WHAT YOU HAVE TO DO: From the entries below, gather each line containing the word "Tribe".

>> START MATERIALS PROVIDED

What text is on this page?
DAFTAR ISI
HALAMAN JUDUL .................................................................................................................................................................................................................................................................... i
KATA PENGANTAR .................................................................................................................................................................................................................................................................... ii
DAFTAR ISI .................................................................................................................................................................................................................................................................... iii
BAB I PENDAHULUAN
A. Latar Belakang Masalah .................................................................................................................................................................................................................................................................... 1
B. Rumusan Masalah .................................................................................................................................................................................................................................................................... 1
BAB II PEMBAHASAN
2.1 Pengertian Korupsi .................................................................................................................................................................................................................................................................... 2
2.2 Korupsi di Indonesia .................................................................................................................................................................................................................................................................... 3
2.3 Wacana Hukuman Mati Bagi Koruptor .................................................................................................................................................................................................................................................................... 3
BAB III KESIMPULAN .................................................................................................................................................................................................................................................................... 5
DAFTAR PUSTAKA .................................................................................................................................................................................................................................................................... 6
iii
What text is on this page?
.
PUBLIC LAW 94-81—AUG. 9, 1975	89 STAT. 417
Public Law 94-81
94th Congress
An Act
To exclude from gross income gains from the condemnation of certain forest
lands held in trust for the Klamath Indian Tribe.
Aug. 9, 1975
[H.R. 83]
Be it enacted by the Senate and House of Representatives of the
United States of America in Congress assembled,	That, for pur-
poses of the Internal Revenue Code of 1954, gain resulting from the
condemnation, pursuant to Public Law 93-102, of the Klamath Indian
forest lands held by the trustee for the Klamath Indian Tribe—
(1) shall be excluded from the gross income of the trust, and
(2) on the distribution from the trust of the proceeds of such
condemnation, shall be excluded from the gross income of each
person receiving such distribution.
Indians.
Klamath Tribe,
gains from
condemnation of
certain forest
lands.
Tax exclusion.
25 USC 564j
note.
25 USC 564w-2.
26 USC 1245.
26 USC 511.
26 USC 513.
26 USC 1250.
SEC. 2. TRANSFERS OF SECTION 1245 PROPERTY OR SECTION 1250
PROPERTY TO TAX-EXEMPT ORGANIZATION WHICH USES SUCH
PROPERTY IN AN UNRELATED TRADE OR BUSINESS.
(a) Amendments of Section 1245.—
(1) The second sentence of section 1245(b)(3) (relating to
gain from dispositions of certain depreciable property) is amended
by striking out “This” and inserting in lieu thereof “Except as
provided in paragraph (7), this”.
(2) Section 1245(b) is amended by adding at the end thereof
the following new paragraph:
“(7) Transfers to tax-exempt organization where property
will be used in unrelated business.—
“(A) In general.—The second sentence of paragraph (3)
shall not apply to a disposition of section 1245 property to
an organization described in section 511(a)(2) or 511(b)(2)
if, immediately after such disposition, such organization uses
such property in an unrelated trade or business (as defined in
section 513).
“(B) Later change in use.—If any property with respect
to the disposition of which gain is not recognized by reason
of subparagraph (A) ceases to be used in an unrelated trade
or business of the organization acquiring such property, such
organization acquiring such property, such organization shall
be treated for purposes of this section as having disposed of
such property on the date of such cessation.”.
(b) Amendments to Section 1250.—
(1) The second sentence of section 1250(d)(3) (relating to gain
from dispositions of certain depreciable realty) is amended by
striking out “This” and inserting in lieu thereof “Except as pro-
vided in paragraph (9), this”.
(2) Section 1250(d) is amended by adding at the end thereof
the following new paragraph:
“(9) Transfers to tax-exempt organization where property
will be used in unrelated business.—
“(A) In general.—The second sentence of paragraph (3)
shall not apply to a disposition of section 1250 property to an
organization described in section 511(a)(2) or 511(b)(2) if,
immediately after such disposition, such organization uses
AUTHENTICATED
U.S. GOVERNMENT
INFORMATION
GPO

>> END MATERIALS PROVIDED

ANSWER TO THE EXERCISE:
lands held in trust for the Klamath Indian Tribe.
forest lands held by the trustee for the Klamath Indian Tribe—
Klamath Tribe,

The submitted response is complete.